>> start Records shown

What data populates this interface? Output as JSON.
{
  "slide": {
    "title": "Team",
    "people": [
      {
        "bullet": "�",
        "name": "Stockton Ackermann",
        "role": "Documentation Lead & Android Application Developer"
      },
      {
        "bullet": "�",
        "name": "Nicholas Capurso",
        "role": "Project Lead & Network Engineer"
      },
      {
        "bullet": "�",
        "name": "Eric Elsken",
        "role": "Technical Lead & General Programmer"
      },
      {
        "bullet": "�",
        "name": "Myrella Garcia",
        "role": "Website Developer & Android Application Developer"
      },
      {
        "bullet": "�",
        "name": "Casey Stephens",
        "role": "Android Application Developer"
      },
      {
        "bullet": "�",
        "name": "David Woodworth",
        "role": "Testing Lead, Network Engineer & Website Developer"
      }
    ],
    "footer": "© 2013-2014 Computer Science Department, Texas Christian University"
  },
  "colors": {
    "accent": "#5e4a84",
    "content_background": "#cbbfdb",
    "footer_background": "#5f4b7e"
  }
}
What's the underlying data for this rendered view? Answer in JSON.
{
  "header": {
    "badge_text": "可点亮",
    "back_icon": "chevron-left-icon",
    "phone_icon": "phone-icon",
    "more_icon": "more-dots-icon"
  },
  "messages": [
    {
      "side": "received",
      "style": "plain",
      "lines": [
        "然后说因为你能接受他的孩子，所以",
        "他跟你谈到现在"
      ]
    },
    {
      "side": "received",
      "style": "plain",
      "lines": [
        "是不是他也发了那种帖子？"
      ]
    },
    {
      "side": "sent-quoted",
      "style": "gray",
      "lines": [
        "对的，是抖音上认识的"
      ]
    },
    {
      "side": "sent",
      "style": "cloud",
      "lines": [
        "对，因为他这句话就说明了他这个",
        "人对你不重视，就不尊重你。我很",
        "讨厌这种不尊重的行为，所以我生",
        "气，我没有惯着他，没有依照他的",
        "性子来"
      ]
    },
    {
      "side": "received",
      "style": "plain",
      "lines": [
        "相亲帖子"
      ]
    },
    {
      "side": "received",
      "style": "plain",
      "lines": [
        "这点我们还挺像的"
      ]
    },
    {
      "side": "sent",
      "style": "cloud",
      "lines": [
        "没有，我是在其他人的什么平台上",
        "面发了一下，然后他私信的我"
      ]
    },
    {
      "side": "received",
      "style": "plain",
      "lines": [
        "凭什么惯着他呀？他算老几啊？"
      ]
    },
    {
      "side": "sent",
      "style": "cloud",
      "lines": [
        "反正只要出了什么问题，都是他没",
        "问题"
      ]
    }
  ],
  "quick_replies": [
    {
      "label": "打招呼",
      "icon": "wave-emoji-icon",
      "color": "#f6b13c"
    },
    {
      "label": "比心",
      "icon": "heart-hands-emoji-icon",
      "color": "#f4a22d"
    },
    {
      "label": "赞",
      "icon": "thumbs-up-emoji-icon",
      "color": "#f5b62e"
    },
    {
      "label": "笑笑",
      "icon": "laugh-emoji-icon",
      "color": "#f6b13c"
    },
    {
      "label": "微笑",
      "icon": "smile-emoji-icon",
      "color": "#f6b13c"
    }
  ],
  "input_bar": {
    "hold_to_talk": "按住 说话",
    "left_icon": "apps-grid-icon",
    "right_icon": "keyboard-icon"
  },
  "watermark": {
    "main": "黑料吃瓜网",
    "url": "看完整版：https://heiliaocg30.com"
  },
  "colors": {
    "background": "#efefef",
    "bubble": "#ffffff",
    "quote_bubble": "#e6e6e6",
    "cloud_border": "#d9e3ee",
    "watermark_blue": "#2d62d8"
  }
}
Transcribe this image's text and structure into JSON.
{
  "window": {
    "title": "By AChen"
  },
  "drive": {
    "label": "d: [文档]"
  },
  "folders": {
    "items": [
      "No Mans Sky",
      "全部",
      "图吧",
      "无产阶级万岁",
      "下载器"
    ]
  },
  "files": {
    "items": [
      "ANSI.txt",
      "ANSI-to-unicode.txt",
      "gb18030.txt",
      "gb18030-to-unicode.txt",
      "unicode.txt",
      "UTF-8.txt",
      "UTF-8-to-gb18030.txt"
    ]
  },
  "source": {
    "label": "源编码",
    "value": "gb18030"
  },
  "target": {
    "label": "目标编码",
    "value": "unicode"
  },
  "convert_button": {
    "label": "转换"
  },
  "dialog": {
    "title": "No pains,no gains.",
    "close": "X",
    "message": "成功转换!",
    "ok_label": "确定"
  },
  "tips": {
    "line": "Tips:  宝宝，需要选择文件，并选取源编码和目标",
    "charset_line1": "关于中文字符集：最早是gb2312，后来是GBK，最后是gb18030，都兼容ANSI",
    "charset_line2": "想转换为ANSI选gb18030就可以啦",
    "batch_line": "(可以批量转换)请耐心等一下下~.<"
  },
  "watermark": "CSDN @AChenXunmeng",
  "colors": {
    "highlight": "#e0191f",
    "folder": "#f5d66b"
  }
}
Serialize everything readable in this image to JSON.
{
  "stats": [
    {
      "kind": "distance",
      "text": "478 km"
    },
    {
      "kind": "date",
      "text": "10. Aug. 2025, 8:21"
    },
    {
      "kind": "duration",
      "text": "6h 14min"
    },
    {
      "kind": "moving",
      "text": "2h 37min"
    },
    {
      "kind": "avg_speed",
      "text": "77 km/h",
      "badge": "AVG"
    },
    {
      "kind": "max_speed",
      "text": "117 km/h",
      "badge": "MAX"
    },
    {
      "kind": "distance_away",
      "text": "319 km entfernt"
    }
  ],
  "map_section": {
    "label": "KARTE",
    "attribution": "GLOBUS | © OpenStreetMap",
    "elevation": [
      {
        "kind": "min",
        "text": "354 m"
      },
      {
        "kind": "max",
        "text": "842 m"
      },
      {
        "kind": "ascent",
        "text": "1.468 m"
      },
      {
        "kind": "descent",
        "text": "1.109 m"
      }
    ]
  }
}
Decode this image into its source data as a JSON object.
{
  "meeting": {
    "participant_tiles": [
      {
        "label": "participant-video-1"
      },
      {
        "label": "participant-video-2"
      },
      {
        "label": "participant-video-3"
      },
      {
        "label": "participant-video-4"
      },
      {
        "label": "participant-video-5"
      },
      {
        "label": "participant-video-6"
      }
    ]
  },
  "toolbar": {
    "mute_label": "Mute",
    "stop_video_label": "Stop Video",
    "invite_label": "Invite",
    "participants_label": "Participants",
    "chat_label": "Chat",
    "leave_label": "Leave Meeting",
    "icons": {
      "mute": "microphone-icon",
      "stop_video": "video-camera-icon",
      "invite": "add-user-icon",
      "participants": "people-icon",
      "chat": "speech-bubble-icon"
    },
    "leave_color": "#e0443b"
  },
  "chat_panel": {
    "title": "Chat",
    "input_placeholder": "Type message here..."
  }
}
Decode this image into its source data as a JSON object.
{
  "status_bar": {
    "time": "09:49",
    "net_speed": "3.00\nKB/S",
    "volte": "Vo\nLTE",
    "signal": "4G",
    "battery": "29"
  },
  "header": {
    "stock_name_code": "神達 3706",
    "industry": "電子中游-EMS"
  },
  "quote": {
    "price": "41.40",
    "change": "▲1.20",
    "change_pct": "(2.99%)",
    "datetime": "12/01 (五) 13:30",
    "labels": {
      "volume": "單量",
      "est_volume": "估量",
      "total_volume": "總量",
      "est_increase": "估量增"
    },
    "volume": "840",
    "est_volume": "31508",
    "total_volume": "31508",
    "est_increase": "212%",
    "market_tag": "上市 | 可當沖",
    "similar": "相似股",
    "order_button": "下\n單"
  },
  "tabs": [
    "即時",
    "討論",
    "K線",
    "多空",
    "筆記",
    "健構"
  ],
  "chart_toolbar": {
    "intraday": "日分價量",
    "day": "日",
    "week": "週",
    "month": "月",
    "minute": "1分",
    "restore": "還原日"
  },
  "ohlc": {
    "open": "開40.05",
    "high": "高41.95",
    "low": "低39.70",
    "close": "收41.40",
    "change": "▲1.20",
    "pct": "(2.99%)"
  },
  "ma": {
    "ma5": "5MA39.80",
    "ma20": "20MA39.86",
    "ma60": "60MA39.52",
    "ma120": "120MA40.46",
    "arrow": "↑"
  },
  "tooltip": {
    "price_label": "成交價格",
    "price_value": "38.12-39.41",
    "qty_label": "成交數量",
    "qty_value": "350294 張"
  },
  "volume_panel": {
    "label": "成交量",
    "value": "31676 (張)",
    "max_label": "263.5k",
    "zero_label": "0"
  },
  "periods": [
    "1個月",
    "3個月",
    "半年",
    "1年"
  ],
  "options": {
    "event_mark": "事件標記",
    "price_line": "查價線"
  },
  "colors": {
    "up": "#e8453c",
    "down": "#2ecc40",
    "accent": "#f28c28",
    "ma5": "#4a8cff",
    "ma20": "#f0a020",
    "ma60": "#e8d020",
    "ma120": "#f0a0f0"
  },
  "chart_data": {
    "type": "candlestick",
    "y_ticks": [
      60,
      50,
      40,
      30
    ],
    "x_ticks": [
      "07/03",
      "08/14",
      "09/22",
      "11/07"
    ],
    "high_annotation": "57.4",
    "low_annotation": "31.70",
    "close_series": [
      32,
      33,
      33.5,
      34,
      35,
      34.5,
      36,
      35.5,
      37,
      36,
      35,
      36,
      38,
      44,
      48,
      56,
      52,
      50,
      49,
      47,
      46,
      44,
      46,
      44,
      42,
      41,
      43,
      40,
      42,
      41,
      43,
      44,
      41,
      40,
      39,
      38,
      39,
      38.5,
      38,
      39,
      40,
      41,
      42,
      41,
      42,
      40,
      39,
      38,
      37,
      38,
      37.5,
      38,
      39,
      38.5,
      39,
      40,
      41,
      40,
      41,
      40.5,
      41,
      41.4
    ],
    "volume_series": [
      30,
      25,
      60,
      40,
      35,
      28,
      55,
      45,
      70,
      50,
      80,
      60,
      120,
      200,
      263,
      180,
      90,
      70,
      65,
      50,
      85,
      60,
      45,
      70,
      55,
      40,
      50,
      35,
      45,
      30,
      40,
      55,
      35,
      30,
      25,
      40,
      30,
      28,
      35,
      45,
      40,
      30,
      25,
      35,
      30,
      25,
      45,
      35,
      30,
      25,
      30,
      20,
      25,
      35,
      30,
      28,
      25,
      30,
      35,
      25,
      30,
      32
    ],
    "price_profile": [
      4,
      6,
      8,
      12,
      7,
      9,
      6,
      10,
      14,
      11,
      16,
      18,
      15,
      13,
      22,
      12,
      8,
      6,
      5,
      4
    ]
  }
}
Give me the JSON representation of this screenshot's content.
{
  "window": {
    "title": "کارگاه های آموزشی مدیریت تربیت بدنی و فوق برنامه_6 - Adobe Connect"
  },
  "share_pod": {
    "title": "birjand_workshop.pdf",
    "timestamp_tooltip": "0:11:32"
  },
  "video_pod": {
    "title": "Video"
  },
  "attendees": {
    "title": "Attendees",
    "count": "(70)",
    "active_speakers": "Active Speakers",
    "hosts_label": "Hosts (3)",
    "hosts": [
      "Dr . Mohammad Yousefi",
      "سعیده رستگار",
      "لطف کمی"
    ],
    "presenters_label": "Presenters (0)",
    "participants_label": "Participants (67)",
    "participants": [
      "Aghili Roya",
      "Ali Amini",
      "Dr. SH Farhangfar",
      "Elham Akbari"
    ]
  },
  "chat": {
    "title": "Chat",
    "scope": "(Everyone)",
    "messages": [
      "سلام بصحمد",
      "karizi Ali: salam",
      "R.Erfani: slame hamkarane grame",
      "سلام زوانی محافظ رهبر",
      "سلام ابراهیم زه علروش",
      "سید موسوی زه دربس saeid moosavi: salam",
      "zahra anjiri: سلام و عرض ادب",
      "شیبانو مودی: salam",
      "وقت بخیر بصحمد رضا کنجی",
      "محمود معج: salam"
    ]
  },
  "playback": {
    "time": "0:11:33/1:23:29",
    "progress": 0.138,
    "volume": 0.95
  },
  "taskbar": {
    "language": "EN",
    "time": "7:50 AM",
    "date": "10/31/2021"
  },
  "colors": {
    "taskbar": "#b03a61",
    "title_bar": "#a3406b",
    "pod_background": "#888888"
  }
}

>> end Records shown

### [Brief]
Provide only the count of lines in the material above that hold the word "What".

### [Exercise answer]
2